What you have to do:
Word for word, give the material below again, minus any images.

==== Dataset entries

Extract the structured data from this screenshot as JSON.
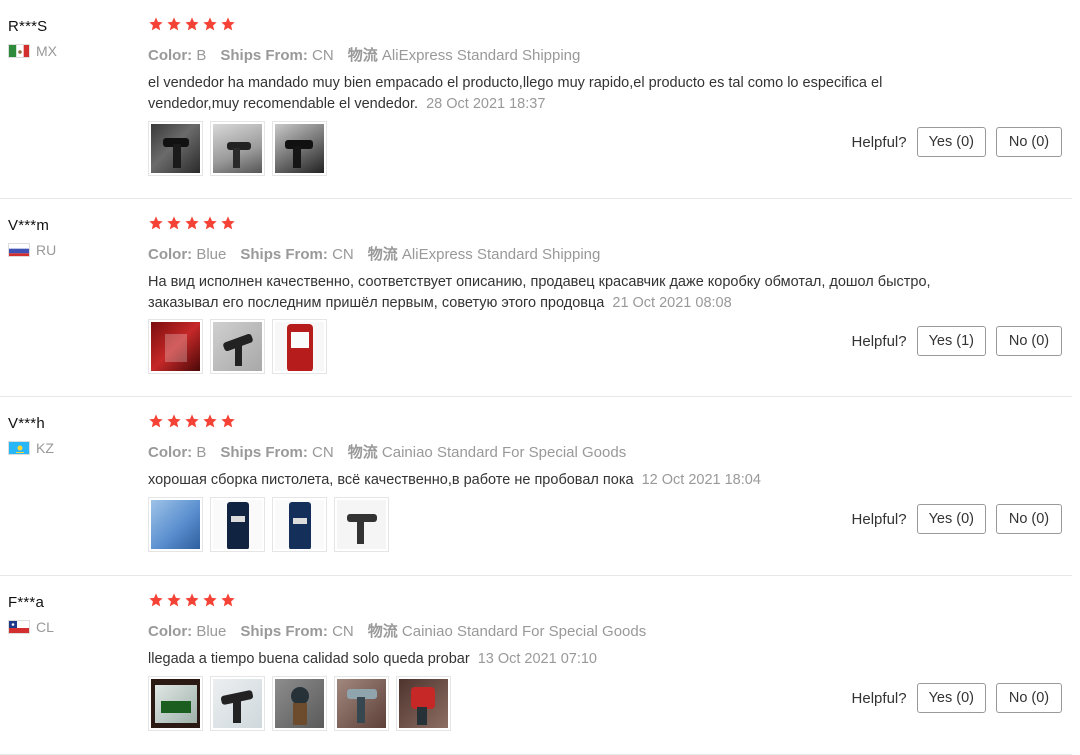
{
  "labels": {
    "color": "Color:",
    "ships_from": "Ships From:",
    "logistics": "物流",
    "helpful": "Helpful?"
  },
  "reviews": [
    {
      "user": "R***S",
      "country": "MX",
      "rating": 5,
      "color_value": "B",
      "ships_from_value": "CN",
      "logistics_value": "AliExpress Standard Shipping",
      "text": "el vendedor ha mandado muy bien empacado el producto,llego muy rapido,el producto es tal como lo especifica el vendedor,muy recomendable el vendedor.",
      "date": "28 Oct 2021 18:37",
      "yes": "Yes (0)",
      "no": "No (0)",
      "photos": 3
    },
    {
      "user": "V***m",
      "country": "RU",
      "rating": 5,
      "color_value": "Blue",
      "ships_from_value": "CN",
      "logistics_value": "AliExpress Standard Shipping",
      "text": "На вид исполнен качественно, соответствует описанию, продавец красавчик даже коробку обмотал, дошол быстро, заказывал его последним пришёл первым, советую этого продовца",
      "date": "21 Oct 2021 08:08",
      "yes": "Yes (1)",
      "no": "No (0)",
      "photos": 3
    },
    {
      "user": "V***h",
      "country": "KZ",
      "rating": 5,
      "color_value": "B",
      "ships_from_value": "CN",
      "logistics_value": "Cainiao Standard For Special Goods",
      "text": "хорошая сборка пистолета, всё качественно,в работе не пробовал пока",
      "date": "12 Oct 2021 18:04",
      "yes": "Yes (0)",
      "no": "No (0)",
      "photos": 4
    },
    {
      "user": "F***a",
      "country": "CL",
      "rating": 5,
      "color_value": "Blue",
      "ships_from_value": "CN",
      "logistics_value": "Cainiao Standard For Special Goods",
      "text": "llegada a tiempo buena calidad solo queda probar",
      "date": "13 Oct 2021 07:10",
      "yes": "Yes (0)",
      "no": "No (0)",
      "photos": 5
    }
  ],
  "colors": {
    "star": "#f44336",
    "muted": "#999999",
    "text": "#333333"
  },
  "icons": {
    "star": "star-icon",
    "flag": "country-flag-icon"
  }
}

========

Reply:
Extract the structured data from this screenshot as JSON.
{
  "labels": {
    "color": "Color:",
    "ships_from": "Ships From:",
    "logistics": "物流",
    "helpful": "Helpful?"
  },
  "reviews": [
    {
      "user": "R***S",
      "country": "MX",
      "rating": 5,
      "color_value": "B",
      "ships_from_value": "CN",
      "logistics_value": "AliExpress Standard Shipping",
      "text": "el vendedor ha mandado muy bien empacado el producto,llego muy rapido,el producto es tal como lo especifica el vendedor,muy recomendable el vendedor.",
      "date": "28 Oct 2021 18:37",
      "yes": "Yes (0)",
      "no": "No (0)",
      "photos": 3
    },
    {
      "user": "V***m",
      "country": "RU",
      "rating": 5,
      "color_value": "Blue",
      "ships_from_value": "CN",
      "logistics_value": "AliExpress Standard Shipping",
      "text": "На вид исполнен качественно, соответствует описанию, продавец красавчик даже коробку обмотал, дошол быстро, заказывал его последним пришёл первым, советую этого продовца",
      "date": "21 Oct 2021 08:08",
      "yes": "Yes (1)",
      "no": "No (0)",
      "photos": 3
    },
    {
      "user": "V***h",
      "country": "KZ",
      "rating": 5,
      "color_value": "B",
      "ships_from_value": "CN",
      "logistics_value": "Cainiao Standard For Special Goods",
      "text": "хорошая сборка пистолета, всё качественно,в работе не пробовал пока",
      "date": "12 Oct 2021 18:04",
      "yes": "Yes (0)",
      "no": "No (0)",
      "photos": 4
    },
    {
      "user": "F***a",
      "country": "CL",
      "rating": 5,
      "color_value": "Blue",
      "ships_from_value": "CN",
      "logistics_value": "Cainiao Standard For Special Goods",
      "text": "llegada a tiempo buena calidad solo queda probar",
      "date": "13 Oct 2021 07:10",
      "yes": "Yes (0)",
      "no": "No (0)",
      "photos": 5
    }
  ],
  "colors": {
    "star": "#f44336",
    "muted": "#999999",
    "text": "#333333"
  },
  "icons": {
    "star": "star-icon",
    "flag": "country-flag-icon"
  }
}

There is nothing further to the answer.